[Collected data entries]
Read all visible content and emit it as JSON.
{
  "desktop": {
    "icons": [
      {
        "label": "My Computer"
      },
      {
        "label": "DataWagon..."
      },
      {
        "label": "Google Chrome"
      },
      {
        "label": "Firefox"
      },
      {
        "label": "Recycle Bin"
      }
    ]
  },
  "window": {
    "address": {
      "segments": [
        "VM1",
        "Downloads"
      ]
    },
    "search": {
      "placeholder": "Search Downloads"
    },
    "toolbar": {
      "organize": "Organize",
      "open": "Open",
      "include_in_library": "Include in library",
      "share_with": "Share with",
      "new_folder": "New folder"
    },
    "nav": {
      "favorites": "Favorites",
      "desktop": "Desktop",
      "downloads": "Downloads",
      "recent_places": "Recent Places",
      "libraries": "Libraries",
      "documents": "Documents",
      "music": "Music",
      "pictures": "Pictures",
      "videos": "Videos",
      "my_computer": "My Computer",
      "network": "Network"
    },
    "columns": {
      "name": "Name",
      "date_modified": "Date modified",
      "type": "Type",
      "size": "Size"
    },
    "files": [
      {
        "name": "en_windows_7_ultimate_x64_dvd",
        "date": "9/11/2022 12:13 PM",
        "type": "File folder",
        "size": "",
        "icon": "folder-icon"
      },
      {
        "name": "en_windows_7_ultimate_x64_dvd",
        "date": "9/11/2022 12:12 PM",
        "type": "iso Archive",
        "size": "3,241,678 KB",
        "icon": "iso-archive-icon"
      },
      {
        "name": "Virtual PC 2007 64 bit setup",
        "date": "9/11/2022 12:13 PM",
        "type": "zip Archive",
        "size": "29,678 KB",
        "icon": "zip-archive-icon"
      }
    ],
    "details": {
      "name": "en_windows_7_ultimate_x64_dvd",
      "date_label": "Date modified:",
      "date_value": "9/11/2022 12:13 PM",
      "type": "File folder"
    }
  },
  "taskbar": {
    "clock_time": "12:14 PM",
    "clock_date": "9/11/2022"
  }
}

> **WHAT IS NEEDED**: All entries shown above should be printed again exactly.

> **FULL ANSWER**:
Read all visible content and emit it as JSON.
{
  "desktop": {
    "icons": [
      {
        "label": "My Computer"
      },
      {
        "label": "DataWagon..."
      },
      {
        "label": "Google Chrome"
      },
      {
        "label": "Firefox"
      },
      {
        "label": "Recycle Bin"
      }
    ]
  },
  "window": {
    "address": {
      "segments": [
        "VM1",
        "Downloads"
      ]
    },
    "search": {
      "placeholder": "Search Downloads"
    },
    "toolbar": {
      "organize": "Organize",
      "open": "Open",
      "include_in_library": "Include in library",
      "share_with": "Share with",
      "new_folder": "New folder"
    },
    "nav": {
      "favorites": "Favorites",
      "desktop": "Desktop",
      "downloads": "Downloads",
      "recent_places": "Recent Places",
      "libraries": "Libraries",
      "documents": "Documents",
      "music": "Music",
      "pictures": "Pictures",
      "videos": "Videos",
      "my_computer": "My Computer",
      "network": "Network"
    },
    "columns": {
      "name": "Name",
      "date_modified": "Date modified",
      "type": "Type",
      "size": "Size"
    },
    "files": [
      {
        "name": "en_windows_7_ultimate_x64_dvd",
        "date": "9/11/2022 12:13 PM",
        "type": "File folder",
        "size": "",
        "icon": "folder-icon"
      },
      {
        "name": "en_windows_7_ultimate_x64_dvd",
        "date": "9/11/2022 12:12 PM",
        "type": "iso Archive",
        "size": "3,241,678 KB",
        "icon": "iso-archive-icon"
      },
      {
        "name": "Virtual PC 2007 64 bit setup",
        "date": "9/11/2022 12:13 PM",
        "type": "zip Archive",
        "size": "29,678 KB",
        "icon": "zip-archive-icon"
      }
    ],
    "details": {
      "name": "en_windows_7_ultimate_x64_dvd",
      "date_label": "Date modified:",
      "date_value": "9/11/2022 12:13 PM",
      "type": "File folder"
    }
  },
  "taskbar": {
    "clock_time": "12:14 PM",
    "clock_date": "9/11/2022"
  }
}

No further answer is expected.